◆ **YOUR OBJECTIVE**: In the post on judging scientific studies, what do p-values tell you?

Saturday, July 14, 2018

How I Judge Scientific Studies


If it matters to you whether a new drug will cure you or leave you debilitating side effects, if it's sensible to produce legislation to prevent climate change, or if drinking coffee will your raise blood pressure - it pays to know what the facts are. How do we find out what the facts* are? Usually scientific studies are the best place to look. But we've all heard about the replication crisis, we know that researchers can sometimes make mistakes, and there are some fields (like nutrition) that seem to produce contradictory results every other month. So how do we separate scientific fact from fiction?

I don't really have a great answer to this question. At a first pass, of course, the solution is to use Bayesian reasoning. Have some prior belief about the truth of the hypothesis and then update that belief according to the probability of the evidence given the hypothesis. In practice, though, this is much easier said than done because we often don't have a good estimate of the prior likelihood of the hypothesis and it's also difficult to judge the probability of the evidence given the hypothesis. As I see it, the latter problem is twofold.


  1. Studies don't directly tell you the probability of the evidence given the hypothesis. Instead, they give you p-values, which tell you the probability of the evidence given the null hypothesis. But there are many possible null hypotheses, such as the evidence being accounted for by a different variable that the authors didn't think of. This is why scientists do controls to rule out alternative hypotheses, but it's hard to think of every possible control.

Element and region listings
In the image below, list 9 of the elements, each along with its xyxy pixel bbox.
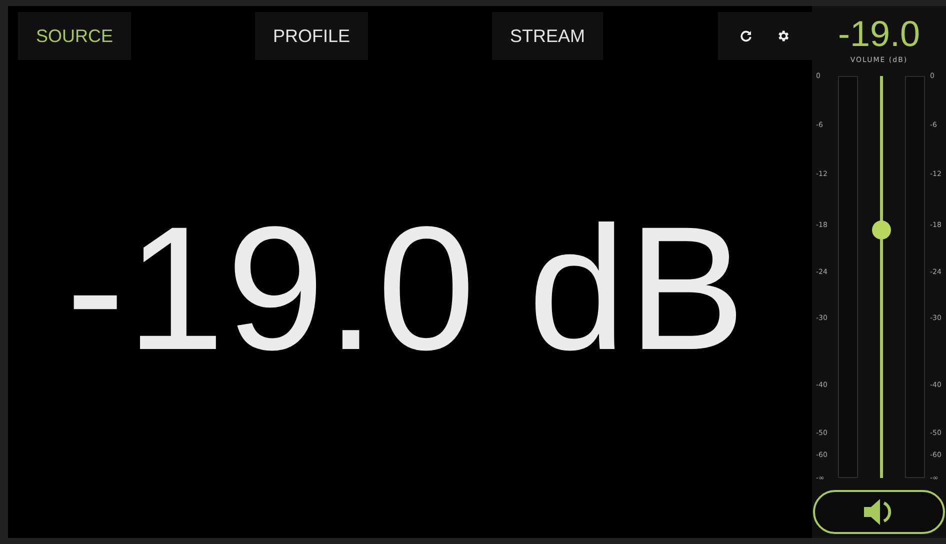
volume-display: -19.0 dB (66, 201, 748, 377)
slider-thumb[interactable] (872, 220, 891, 240)
volume-reading: -19.0 (838, 16, 920, 52)
tab[interactable]: PROFILE (255, 12, 368, 60)
tab[interactable]: SOURCE (18, 12, 132, 60)
settings-icon[interactable] (776, 29, 790, 43)
mute-button[interactable] (813, 490, 945, 534)
refresh-icon[interactable] (740, 30, 752, 42)
tab[interactable]: STREAM (492, 12, 604, 60)
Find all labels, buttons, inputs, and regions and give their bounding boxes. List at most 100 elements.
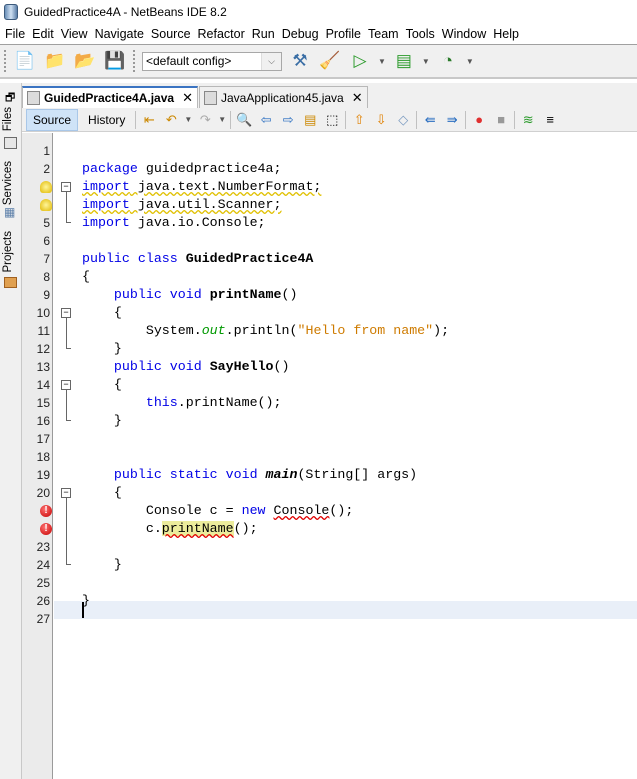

◆ **SOLUTION**: P-values give the probability of the evidence given the null hypothesis.